Write out the lines of the material below exactly as they appear, leaving out the pictures.

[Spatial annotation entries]
━━━━━━━━

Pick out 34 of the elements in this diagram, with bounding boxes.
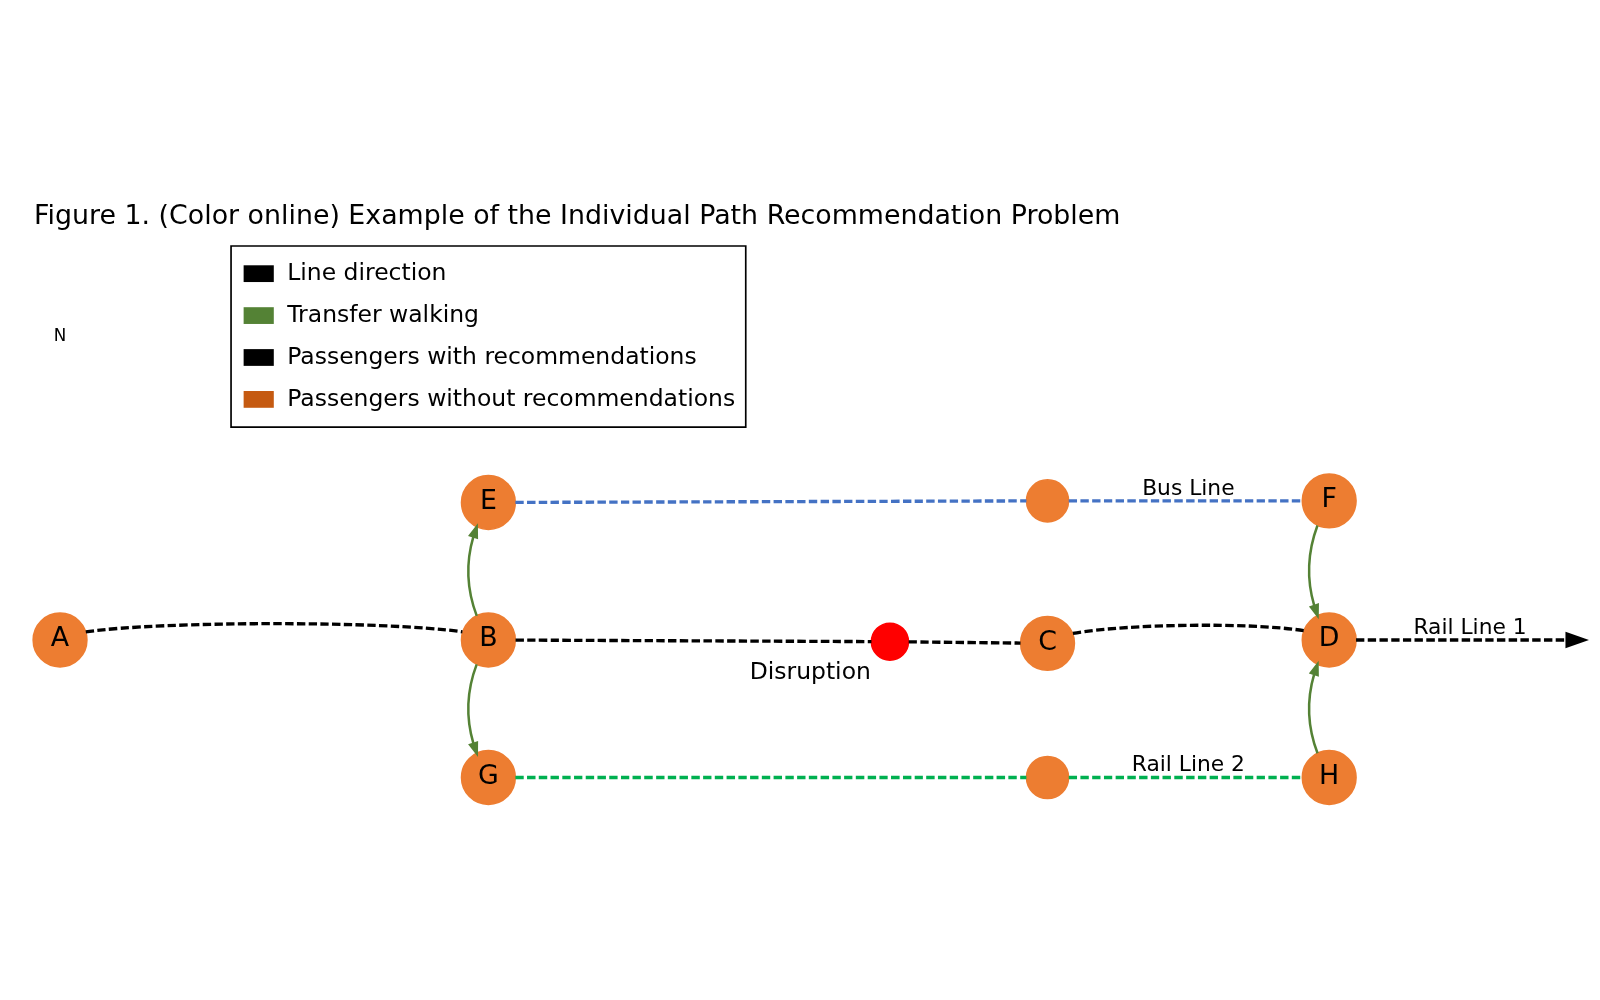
node-circle: B [460, 612, 517, 668]
connector [908, 640, 1021, 645]
node-circle: F [1301, 473, 1357, 529]
connector [515, 499, 1027, 505]
connector [1072, 623, 1305, 636]
node-circle [1025, 755, 1070, 800]
node-label: Disruption [749, 656, 871, 685]
edge-label: Rail Line 1 [1413, 613, 1527, 639]
node-cross [870, 622, 910, 661]
arrow [467, 663, 479, 757]
arrow [467, 523, 479, 617]
node-circle: C [1019, 615, 1076, 671]
label: N [53, 324, 67, 345]
node-circle: G [460, 749, 517, 806]
edge-label: Bus Line [1142, 474, 1235, 500]
node-circle: E [460, 474, 517, 531]
legend-label: Passengers without recommendations [287, 383, 736, 412]
node-circle [1025, 479, 1070, 523]
arrow [1307, 525, 1319, 620]
legend-label: Transfer walking [287, 299, 480, 328]
caption: Figure 1. (Color online) Example of the Individual Path Recommendation Problem [34, 198, 1121, 230]
connector [85, 622, 463, 634]
node-circle: A [32, 612, 88, 668]
node-circle: H [1301, 749, 1357, 806]
connector [515, 775, 1027, 780]
edge-label: Rail Line 2 [1131, 751, 1245, 777]
arrow [1307, 660, 1319, 754]
legend-label: Line direction [287, 257, 447, 286]
connector [1068, 499, 1303, 503]
node-circle: D [1301, 612, 1357, 668]
arrow [1356, 631, 1589, 649]
connector [1068, 775, 1303, 780]
connector [515, 638, 872, 644]
legend-label: Passengers with recommendations [287, 341, 697, 370]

━━━━━━━━

- Output
Pick out 34 of the elements in this diagram, with bounding boxes.
node-circle: B [460, 612, 517, 668]
connector [908, 640, 1021, 645]
node-circle: F [1301, 473, 1357, 529]
connector [515, 499, 1027, 505]
connector [1072, 623, 1305, 636]
node-circle [1025, 755, 1070, 800]
node-label: Disruption [749, 656, 871, 685]
edge-label: Rail Line 1 [1413, 613, 1527, 639]
node-cross [870, 622, 910, 661]
arrow [467, 663, 479, 757]
arrow [467, 523, 479, 617]
node-circle: C [1019, 615, 1076, 671]
label: N [53, 324, 67, 345]
node-circle: G [460, 749, 517, 806]
edge-label: Bus Line [1142, 474, 1235, 500]
node-circle: E [460, 474, 517, 531]
legend-label: Passengers without recommendations [287, 383, 736, 412]
node-circle [1025, 479, 1070, 523]
arrow [1307, 525, 1319, 620]
legend-label: Transfer walking [287, 299, 480, 328]
caption: Figure 1. (Color online) Example of the Individual Path Recommendation Problem [34, 198, 1121, 230]
connector [85, 622, 463, 634]
node-circle: A [32, 612, 88, 668]
node-circle: H [1301, 749, 1357, 806]
connector [515, 775, 1027, 780]
edge-label: Rail Line 2 [1131, 751, 1245, 777]
arrow [1307, 660, 1319, 754]
legend-label: Line direction [287, 257, 447, 286]
connector [1068, 499, 1303, 503]
node-circle: D [1301, 612, 1357, 668]
arrow [1356, 631, 1589, 649]
connector [1068, 775, 1303, 780]
connector [515, 638, 872, 644]
legend-label: Passengers with recommendations [287, 341, 697, 370]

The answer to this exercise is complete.